Leave out the pictures and transcribe everything else exactly.
## Begin
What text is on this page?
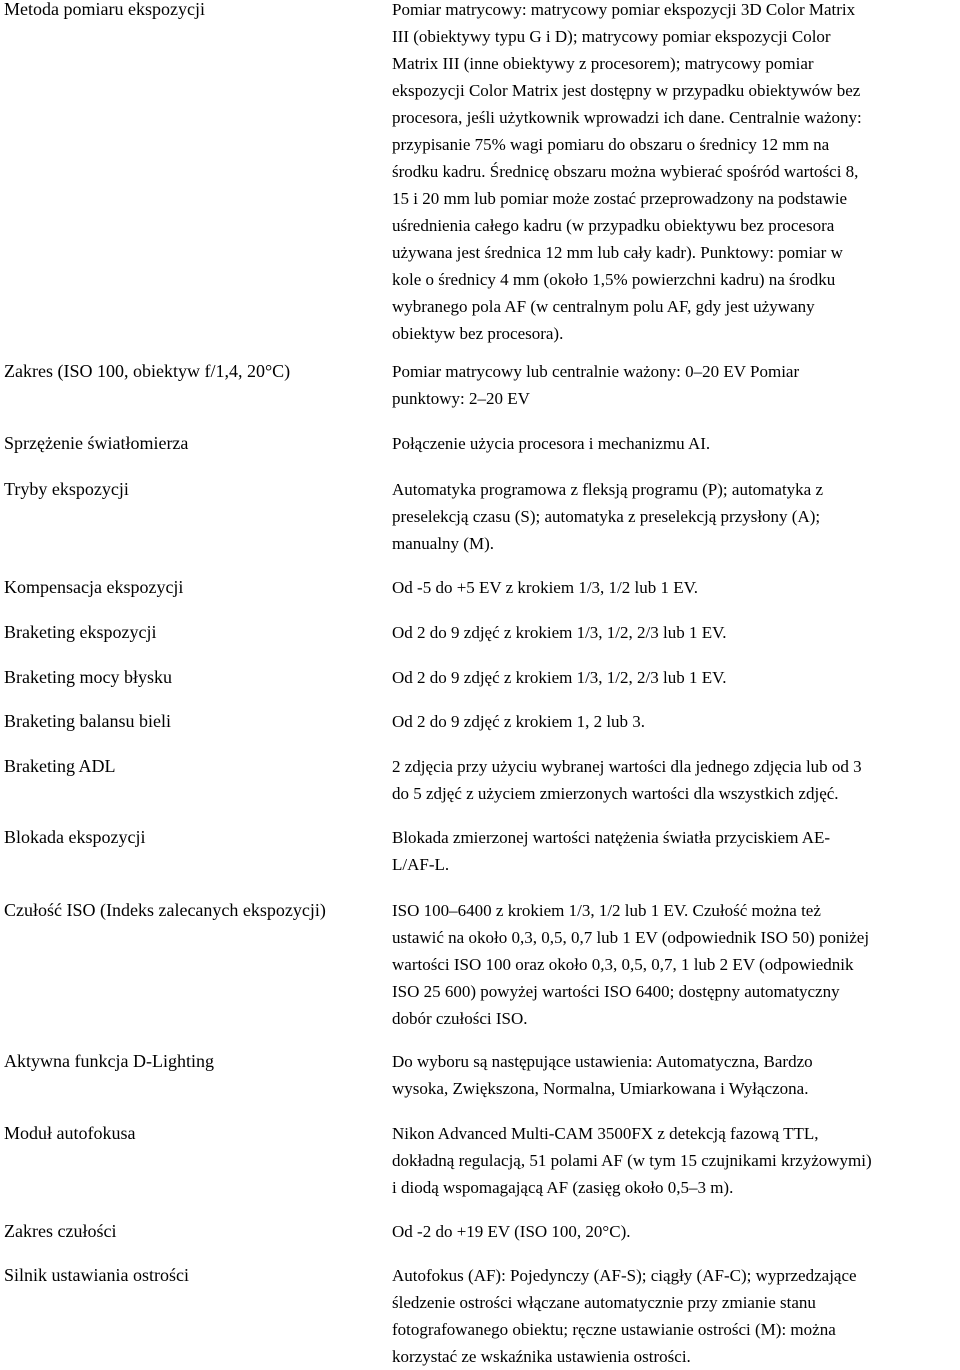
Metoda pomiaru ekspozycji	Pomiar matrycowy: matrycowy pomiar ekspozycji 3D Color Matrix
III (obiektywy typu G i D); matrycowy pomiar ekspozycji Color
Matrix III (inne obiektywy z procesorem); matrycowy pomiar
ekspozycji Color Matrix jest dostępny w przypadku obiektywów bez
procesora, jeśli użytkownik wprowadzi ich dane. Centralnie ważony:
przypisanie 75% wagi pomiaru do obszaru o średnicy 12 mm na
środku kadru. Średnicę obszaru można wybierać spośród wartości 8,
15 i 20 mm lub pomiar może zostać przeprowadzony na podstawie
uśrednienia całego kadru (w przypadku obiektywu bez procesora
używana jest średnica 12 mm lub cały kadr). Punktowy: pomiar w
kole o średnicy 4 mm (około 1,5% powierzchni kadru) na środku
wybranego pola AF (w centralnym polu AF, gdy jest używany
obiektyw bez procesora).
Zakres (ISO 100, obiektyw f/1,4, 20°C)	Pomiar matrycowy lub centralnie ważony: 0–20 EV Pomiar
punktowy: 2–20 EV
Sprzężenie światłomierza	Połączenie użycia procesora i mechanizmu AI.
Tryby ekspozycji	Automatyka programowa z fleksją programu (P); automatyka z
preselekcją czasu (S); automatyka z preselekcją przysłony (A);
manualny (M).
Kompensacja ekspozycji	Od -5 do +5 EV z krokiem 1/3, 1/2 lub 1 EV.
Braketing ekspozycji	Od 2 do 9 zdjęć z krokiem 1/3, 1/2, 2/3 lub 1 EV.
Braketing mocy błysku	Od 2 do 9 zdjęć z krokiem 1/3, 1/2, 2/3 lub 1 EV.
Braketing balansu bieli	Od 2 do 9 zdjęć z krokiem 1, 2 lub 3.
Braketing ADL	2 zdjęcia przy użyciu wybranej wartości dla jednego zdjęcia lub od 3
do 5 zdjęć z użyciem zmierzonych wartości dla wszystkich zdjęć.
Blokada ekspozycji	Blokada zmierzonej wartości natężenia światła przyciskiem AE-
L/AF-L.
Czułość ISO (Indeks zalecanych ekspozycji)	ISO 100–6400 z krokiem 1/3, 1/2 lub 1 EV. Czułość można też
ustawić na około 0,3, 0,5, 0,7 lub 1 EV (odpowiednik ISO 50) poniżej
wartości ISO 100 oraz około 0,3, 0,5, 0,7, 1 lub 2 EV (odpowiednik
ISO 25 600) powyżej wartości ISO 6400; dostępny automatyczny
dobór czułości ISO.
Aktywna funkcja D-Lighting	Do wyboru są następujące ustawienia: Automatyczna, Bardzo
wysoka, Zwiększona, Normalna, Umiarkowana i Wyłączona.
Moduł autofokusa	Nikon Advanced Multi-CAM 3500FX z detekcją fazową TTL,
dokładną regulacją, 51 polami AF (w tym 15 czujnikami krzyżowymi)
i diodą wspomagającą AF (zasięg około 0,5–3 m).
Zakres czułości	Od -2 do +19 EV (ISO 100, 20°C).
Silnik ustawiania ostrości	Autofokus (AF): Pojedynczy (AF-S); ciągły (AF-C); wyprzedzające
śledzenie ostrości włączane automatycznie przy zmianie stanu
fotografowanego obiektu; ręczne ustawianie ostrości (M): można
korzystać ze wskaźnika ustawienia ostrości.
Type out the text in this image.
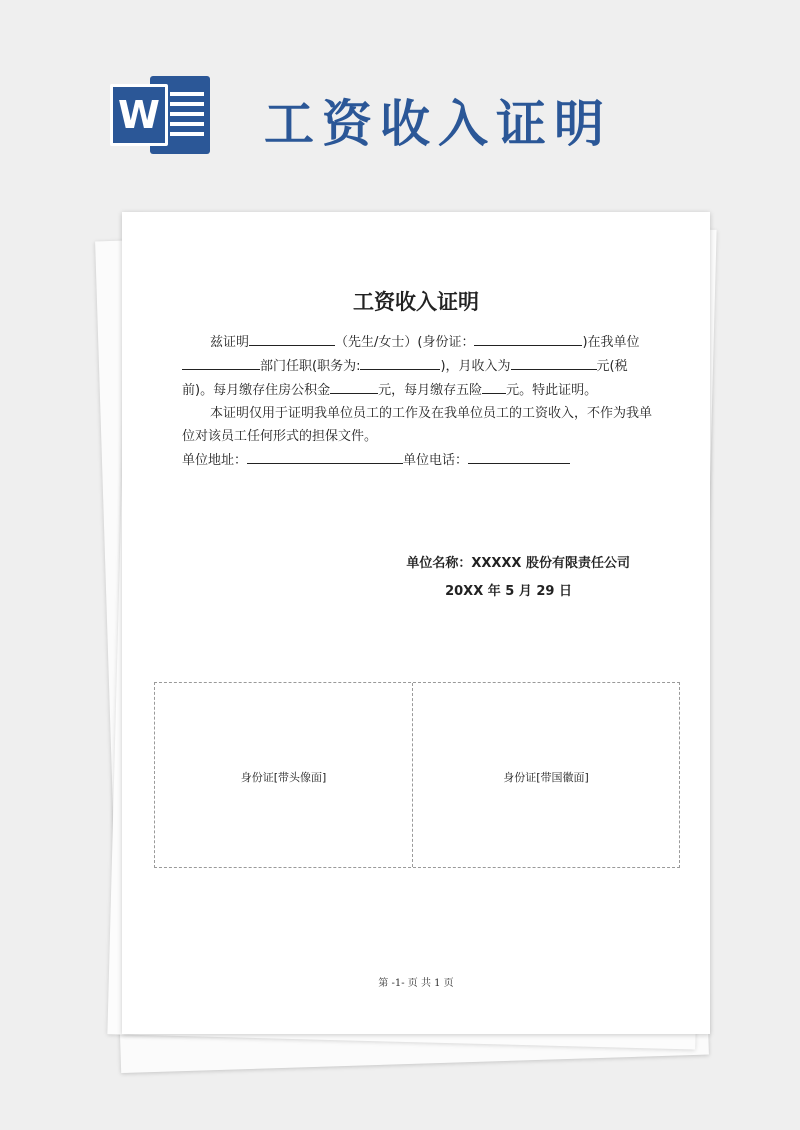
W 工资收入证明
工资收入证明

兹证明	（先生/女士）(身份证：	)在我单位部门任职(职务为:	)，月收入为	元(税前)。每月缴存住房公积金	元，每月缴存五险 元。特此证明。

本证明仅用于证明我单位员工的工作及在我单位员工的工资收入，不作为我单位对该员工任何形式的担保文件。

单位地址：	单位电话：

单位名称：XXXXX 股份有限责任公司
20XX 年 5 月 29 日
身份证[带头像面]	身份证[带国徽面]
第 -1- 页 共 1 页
## End
EXPECTED OUTPUT
What text is on this page?
Metoda pomiaru ekspozycji	Pomiar matrycowy: matrycowy pomiar ekspozycji 3D Color Matrix
III (obiektywy typu G i D); matrycowy pomiar ekspozycji Color
Matrix III (inne obiektywy z procesorem); matrycowy pomiar
ekspozycji Color Matrix jest dostępny w przypadku obiektywów bez
procesora, jeśli użytkownik wprowadzi ich dane. Centralnie ważony:
przypisanie 75% wagi pomiaru do obszaru o średnicy 12 mm na
środku kadru. Średnicę obszaru można wybierać spośród wartości 8,
15 i 20 mm lub pomiar może zostać przeprowadzony na podstawie
uśrednienia całego kadru (w przypadku obiektywu bez procesora
używana jest średnica 12 mm lub cały kadr). Punktowy: pomiar w
kole o średnicy 4 mm (około 1,5% powierzchni kadru) na środku
wybranego pola AF (w centralnym polu AF, gdy jest używany
obiektyw bez procesora).
Zakres (ISO 100, obiektyw f/1,4, 20°C)	Pomiar matrycowy lub centralnie ważony: 0–20 EV Pomiar
punktowy: 2–20 EV
Sprzężenie światłomierza	Połączenie użycia procesora i mechanizmu AI.
Tryby ekspozycji	Automatyka programowa z fleksją programu (P); automatyka z
preselekcją czasu (S); automatyka z preselekcją przysłony (A);
manualny (M).
Kompensacja ekspozycji	Od -5 do +5 EV z krokiem 1/3, 1/2 lub 1 EV.
Braketing ekspozycji	Od 2 do 9 zdjęć z krokiem 1/3, 1/2, 2/3 lub 1 EV.
Braketing mocy błysku	Od 2 do 9 zdjęć z krokiem 1/3, 1/2, 2/3 lub 1 EV.
Braketing balansu bieli	Od 2 do 9 zdjęć z krokiem 1, 2 lub 3.
Braketing ADL	2 zdjęcia przy użyciu wybranej wartości dla jednego zdjęcia lub od 3
do 5 zdjęć z użyciem zmierzonych wartości dla wszystkich zdjęć.
Blokada ekspozycji	Blokada zmierzonej wartości natężenia światła przyciskiem AE-
L/AF-L.
Czułość ISO (Indeks zalecanych ekspozycji)	ISO 100–6400 z krokiem 1/3, 1/2 lub 1 EV. Czułość można też
ustawić na około 0,3, 0,5, 0,7 lub 1 EV (odpowiednik ISO 50) poniżej
wartości ISO 100 oraz około 0,3, 0,5, 0,7, 1 lub 2 EV (odpowiednik
ISO 25 600) powyżej wartości ISO 6400; dostępny automatyczny
dobór czułości ISO.
Aktywna funkcja D-Lighting	Do wyboru są następujące ustawienia: Automatyczna, Bardzo
wysoka, Zwiększona, Normalna, Umiarkowana i Wyłączona.
Moduł autofokusa	Nikon Advanced Multi-CAM 3500FX z detekcją fazową TTL,
dokładną regulacją, 51 polami AF (w tym 15 czujnikami krzyżowymi)
i diodą wspomagającą AF (zasięg około 0,5–3 m).
Zakres czułości	Od -2 do +19 EV (ISO 100, 20°C).
Silnik ustawiania ostrości	Autofokus (AF): Pojedynczy (AF-S); ciągły (AF-C); wyprzedzające
śledzenie ostrości włączane automatycznie przy zmianie stanu
fotografowanego obiektu; ręczne ustawianie ostrości (M): można
korzystać ze wskaźnika ustawienia ostrości.
Type out the text in this image.
W 工资收入证明
工资收入证明

兹证明	（先生/女士）(身份证：	)在我单位部门任职(职务为:	)，月收入为	元(税前)。每月缴存住房公积金	元，每月缴存五险 元。特此证明。

本证明仅用于证明我单位员工的工作及在我单位员工的工资收入，不作为我单位对该员工任何形式的担保文件。

单位地址：	单位电话：

单位名称：XXXXX 股份有限责任公司
20XX 年 5 月 29 日
身份证[带头像面]	身份证[带国徽面]
第 -1- 页 共 1 页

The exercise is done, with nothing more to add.